━━━ Dataset records
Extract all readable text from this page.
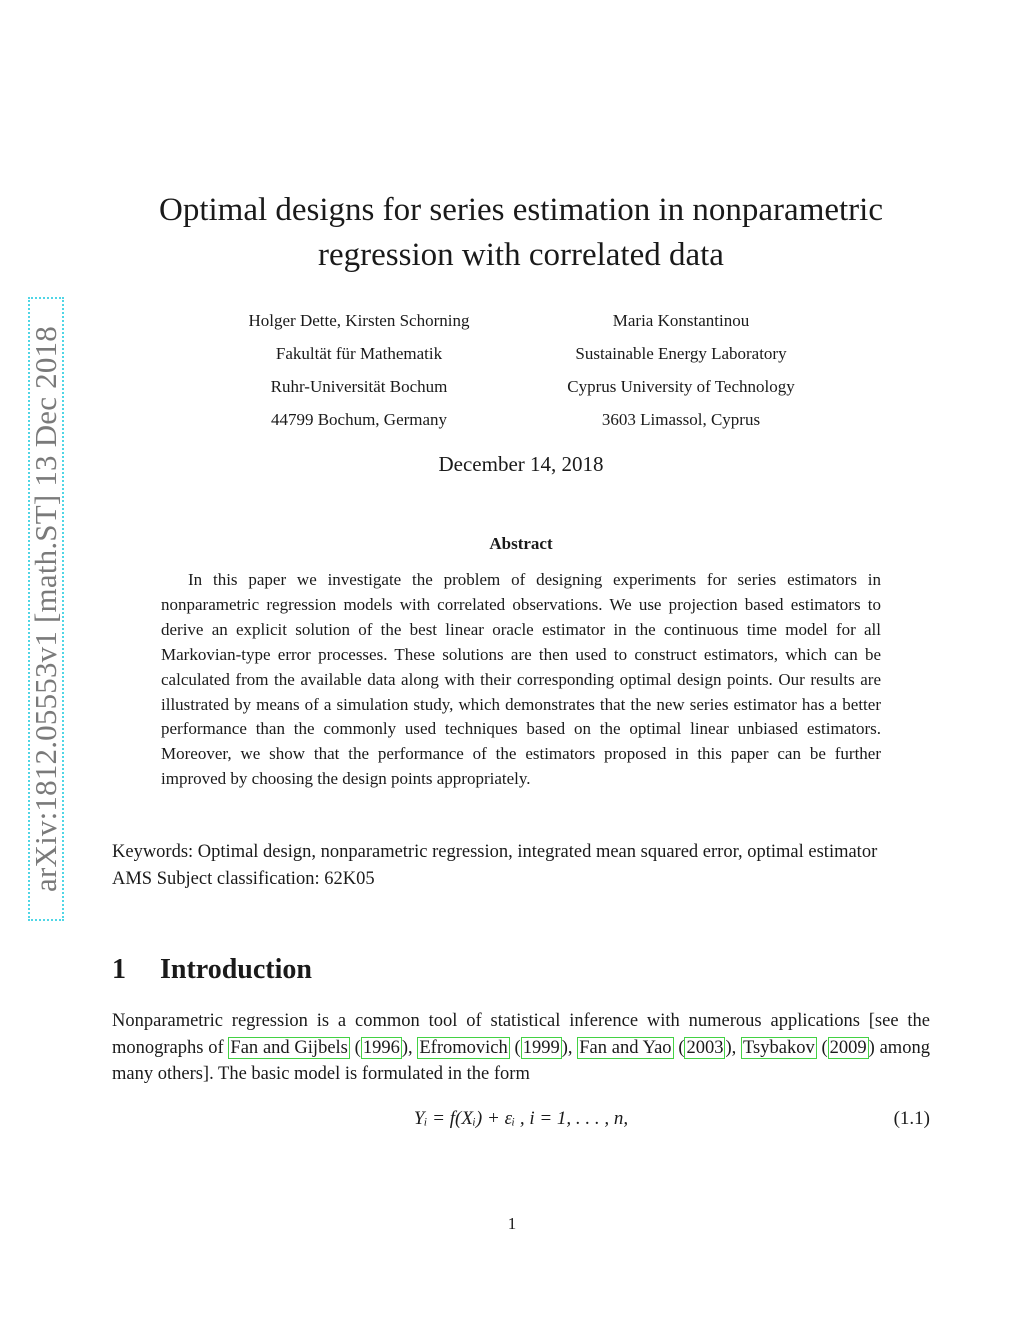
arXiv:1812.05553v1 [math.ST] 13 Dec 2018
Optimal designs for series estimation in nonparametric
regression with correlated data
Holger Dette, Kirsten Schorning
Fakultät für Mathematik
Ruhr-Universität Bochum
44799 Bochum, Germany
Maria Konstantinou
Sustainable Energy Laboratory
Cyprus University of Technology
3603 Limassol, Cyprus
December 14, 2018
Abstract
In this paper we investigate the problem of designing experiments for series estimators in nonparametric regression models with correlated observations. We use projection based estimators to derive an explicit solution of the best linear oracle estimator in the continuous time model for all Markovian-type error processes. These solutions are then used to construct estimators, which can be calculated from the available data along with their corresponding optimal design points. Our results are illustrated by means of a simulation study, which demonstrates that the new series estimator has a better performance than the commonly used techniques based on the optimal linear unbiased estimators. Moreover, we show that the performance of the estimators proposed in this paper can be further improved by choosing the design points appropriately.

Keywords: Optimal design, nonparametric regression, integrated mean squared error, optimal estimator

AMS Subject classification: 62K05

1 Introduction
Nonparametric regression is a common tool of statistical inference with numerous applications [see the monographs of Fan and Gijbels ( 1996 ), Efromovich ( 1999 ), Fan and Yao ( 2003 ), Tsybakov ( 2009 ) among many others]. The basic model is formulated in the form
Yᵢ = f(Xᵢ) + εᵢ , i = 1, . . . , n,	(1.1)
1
━━━━━━
━━━ Dataset records
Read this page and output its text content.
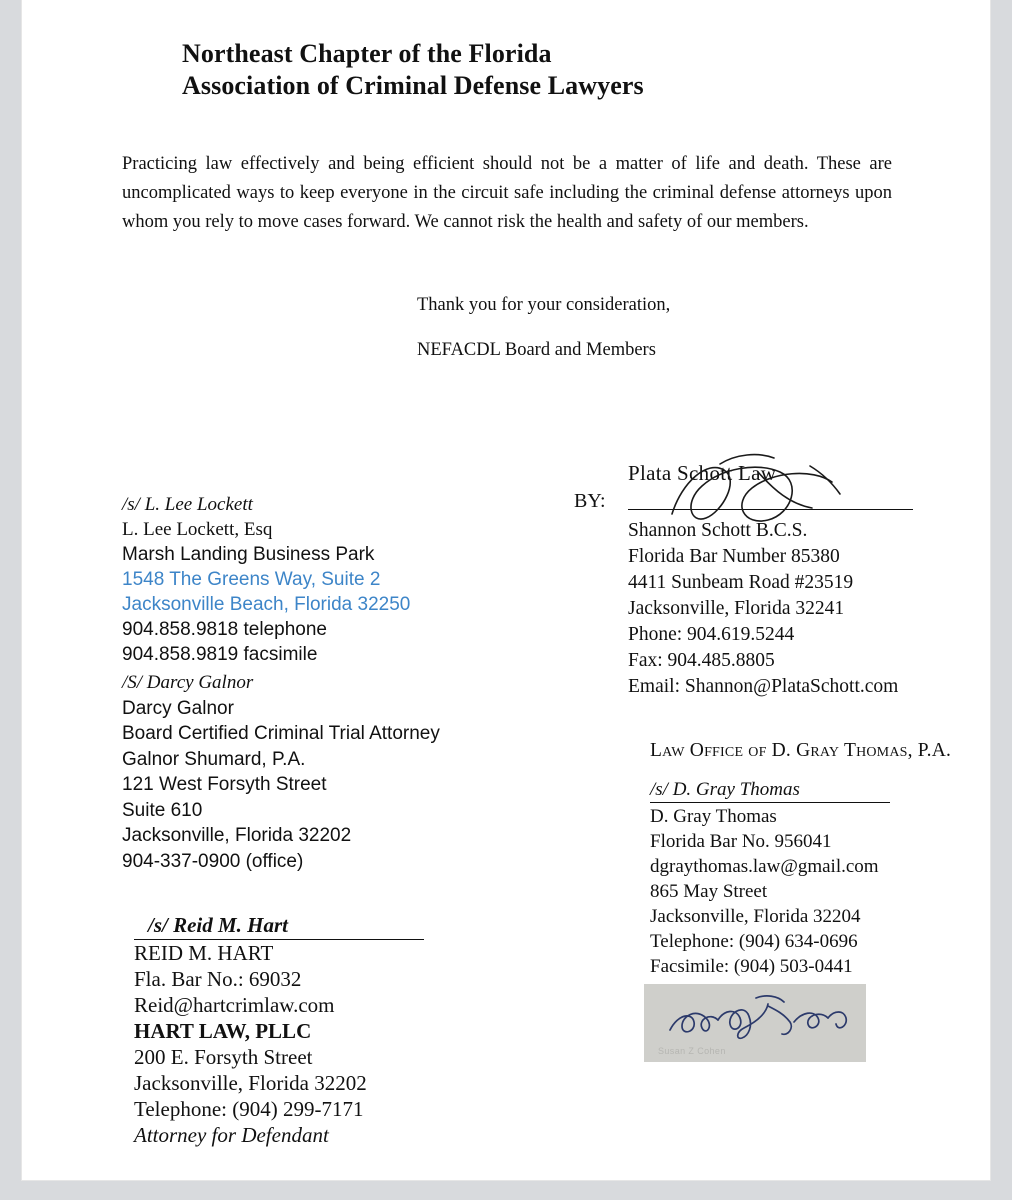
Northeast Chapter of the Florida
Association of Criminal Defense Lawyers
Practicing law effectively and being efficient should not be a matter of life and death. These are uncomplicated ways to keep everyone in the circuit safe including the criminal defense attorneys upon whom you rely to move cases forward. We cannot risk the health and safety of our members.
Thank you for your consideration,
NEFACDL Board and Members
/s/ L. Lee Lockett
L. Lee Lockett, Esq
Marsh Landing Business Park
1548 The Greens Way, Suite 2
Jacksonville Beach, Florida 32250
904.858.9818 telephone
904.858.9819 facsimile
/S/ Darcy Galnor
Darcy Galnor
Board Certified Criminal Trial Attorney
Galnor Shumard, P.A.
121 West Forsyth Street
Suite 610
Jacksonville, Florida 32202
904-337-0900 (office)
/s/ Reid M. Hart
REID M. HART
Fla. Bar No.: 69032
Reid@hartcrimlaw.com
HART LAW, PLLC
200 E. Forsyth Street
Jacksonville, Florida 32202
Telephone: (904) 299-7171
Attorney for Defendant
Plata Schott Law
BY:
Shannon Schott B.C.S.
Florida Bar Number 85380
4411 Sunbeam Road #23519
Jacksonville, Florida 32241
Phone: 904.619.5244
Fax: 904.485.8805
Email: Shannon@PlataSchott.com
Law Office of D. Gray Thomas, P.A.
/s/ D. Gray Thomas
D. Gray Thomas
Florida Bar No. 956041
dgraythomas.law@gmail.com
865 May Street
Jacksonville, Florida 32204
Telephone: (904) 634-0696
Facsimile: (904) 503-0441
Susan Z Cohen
━━━━━━
━━━ Dataset records
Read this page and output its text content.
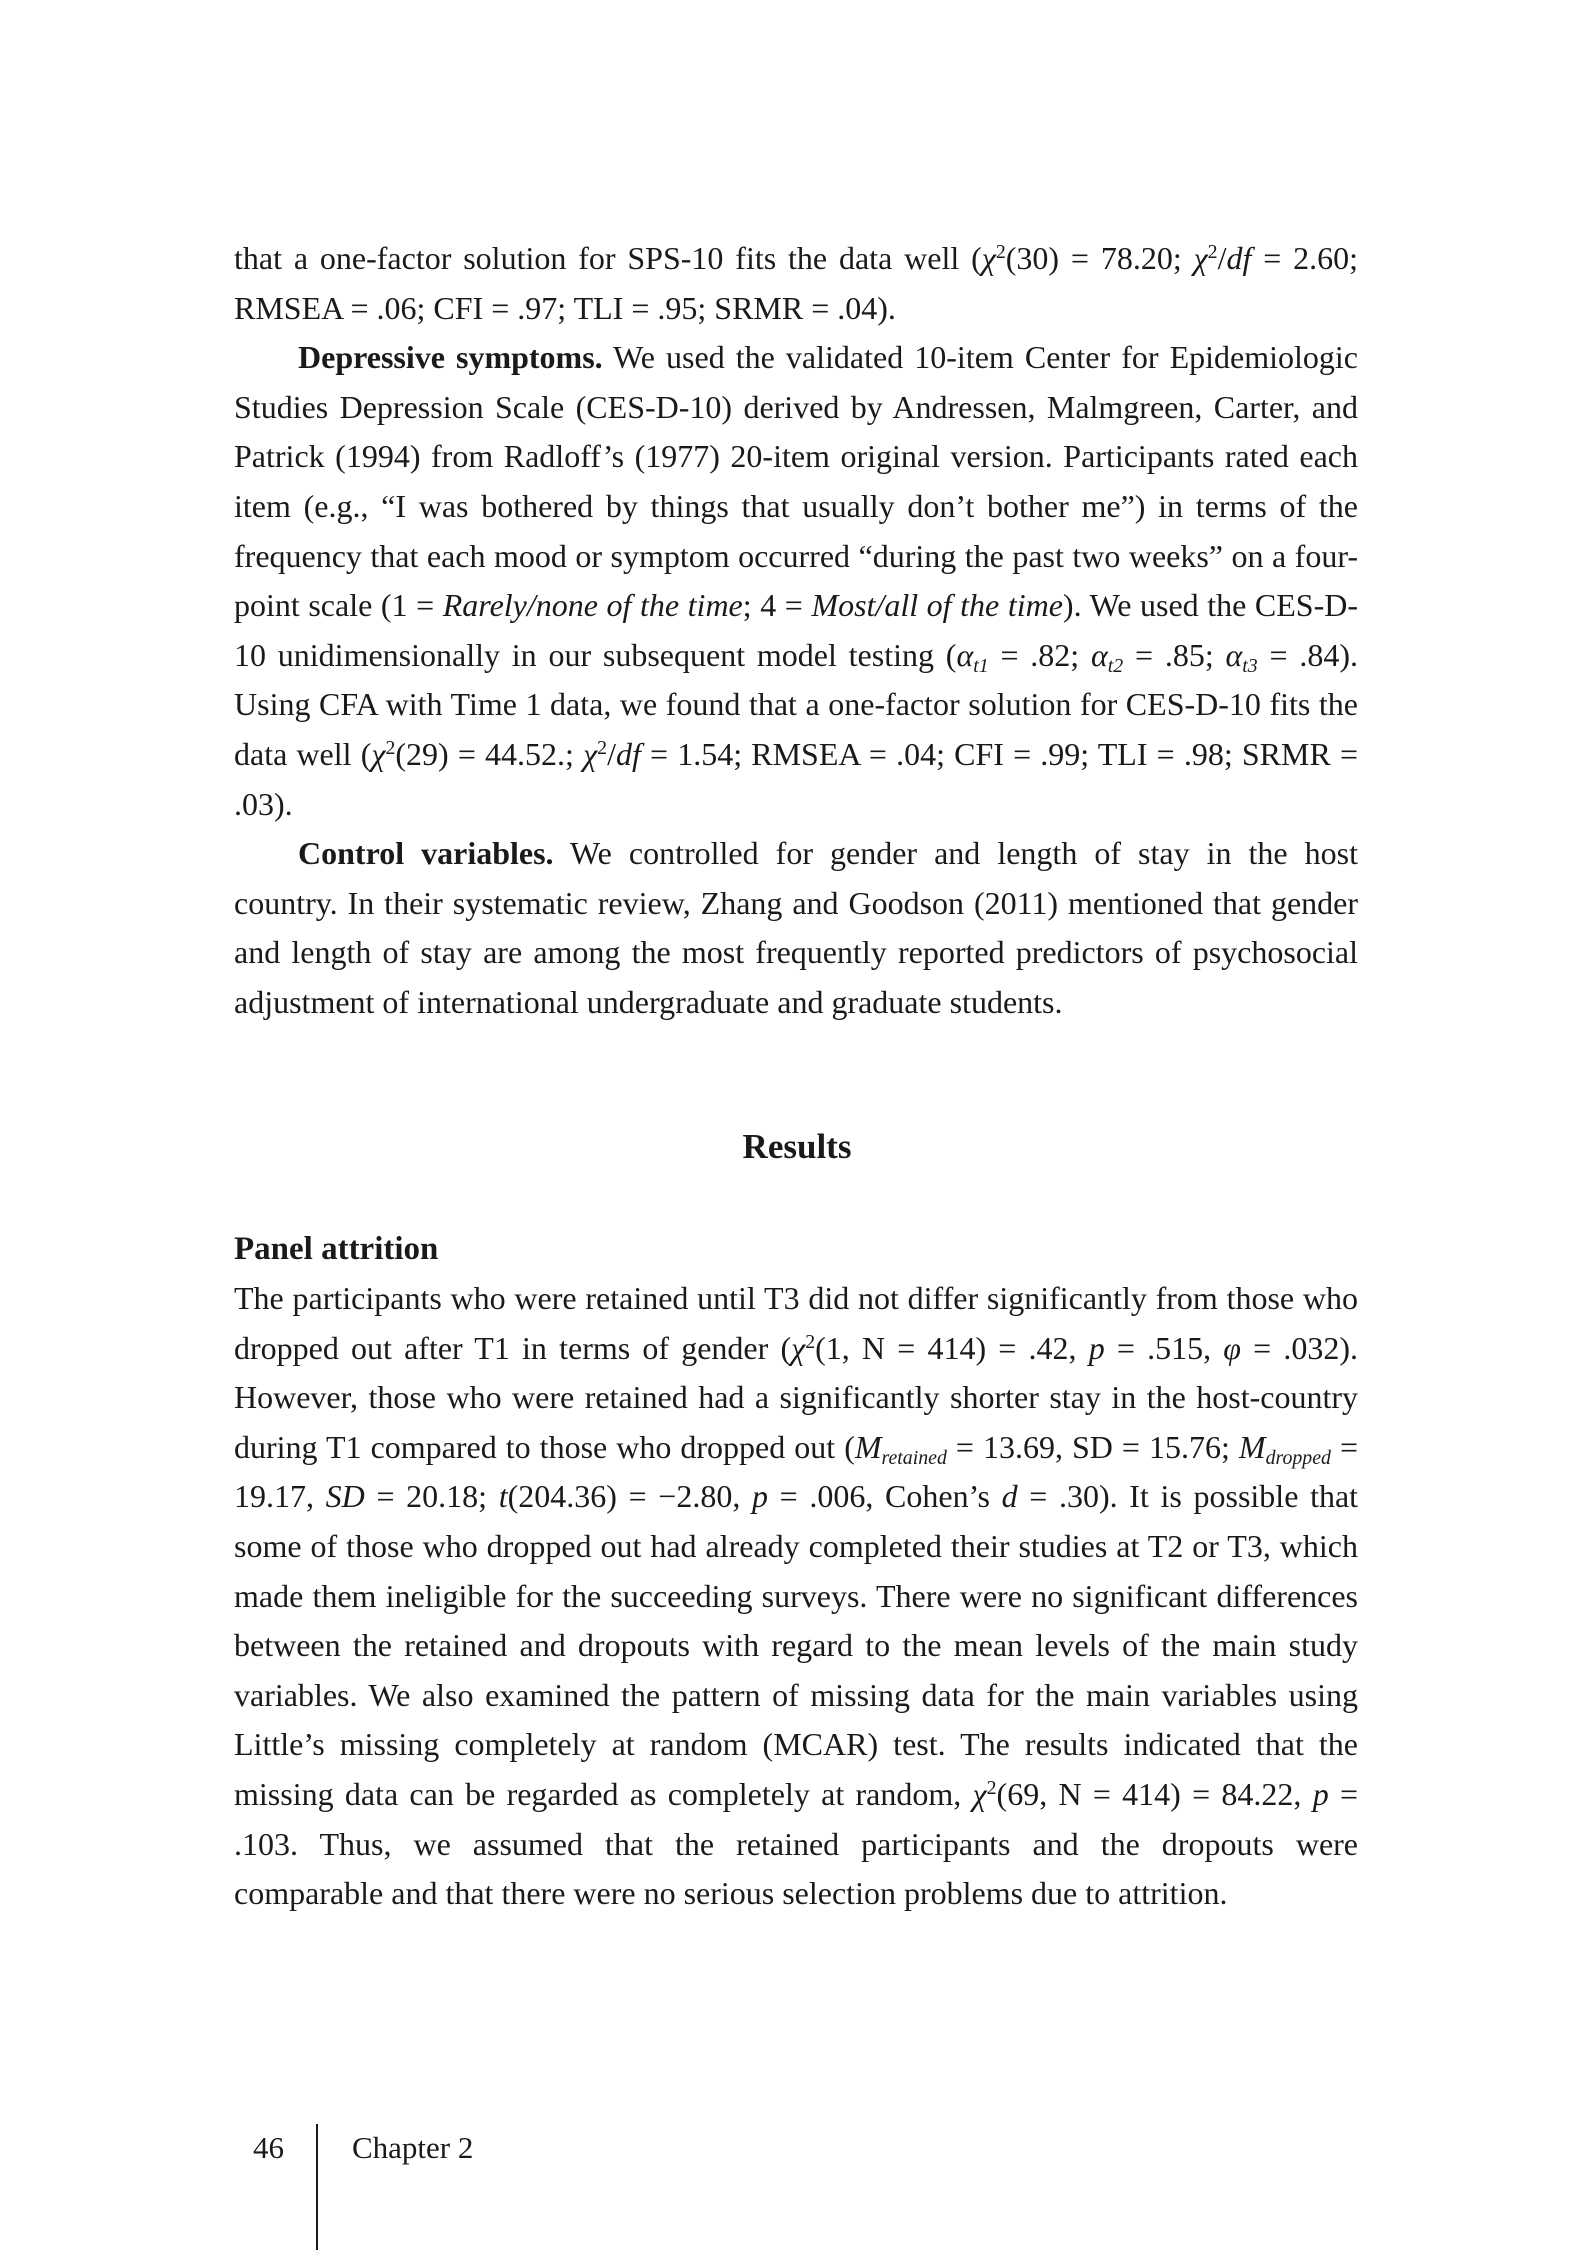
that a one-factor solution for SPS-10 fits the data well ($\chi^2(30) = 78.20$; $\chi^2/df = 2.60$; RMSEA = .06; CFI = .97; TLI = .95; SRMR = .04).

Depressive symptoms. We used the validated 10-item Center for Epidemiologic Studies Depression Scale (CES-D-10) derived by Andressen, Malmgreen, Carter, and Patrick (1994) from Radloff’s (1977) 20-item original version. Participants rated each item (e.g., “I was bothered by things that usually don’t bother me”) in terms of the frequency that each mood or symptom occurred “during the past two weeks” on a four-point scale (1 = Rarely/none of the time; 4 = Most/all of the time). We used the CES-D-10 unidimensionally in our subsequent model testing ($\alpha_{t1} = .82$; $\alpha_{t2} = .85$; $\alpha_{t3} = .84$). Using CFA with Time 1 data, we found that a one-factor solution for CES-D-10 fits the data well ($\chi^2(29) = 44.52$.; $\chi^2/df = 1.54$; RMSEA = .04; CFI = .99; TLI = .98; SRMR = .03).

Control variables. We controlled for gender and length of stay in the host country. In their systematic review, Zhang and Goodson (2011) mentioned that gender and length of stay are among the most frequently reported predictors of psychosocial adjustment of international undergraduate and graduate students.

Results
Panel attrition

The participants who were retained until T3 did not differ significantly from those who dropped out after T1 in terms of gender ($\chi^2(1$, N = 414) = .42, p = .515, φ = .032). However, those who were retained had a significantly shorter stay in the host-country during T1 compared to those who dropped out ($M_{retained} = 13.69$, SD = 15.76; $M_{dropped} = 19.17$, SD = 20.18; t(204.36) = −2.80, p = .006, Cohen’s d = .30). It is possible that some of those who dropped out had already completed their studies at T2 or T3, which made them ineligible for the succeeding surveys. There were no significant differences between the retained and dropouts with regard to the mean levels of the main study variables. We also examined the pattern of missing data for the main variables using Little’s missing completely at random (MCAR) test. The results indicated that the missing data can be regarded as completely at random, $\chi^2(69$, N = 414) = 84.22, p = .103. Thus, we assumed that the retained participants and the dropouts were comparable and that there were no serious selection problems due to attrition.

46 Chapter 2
━━━━━━
### Directions for this task
Reproduce every line of the listing above in which the string "Forsyth" appears.

### Answer for this exercise
121 West Forsyth Street
200 E. Forsyth Street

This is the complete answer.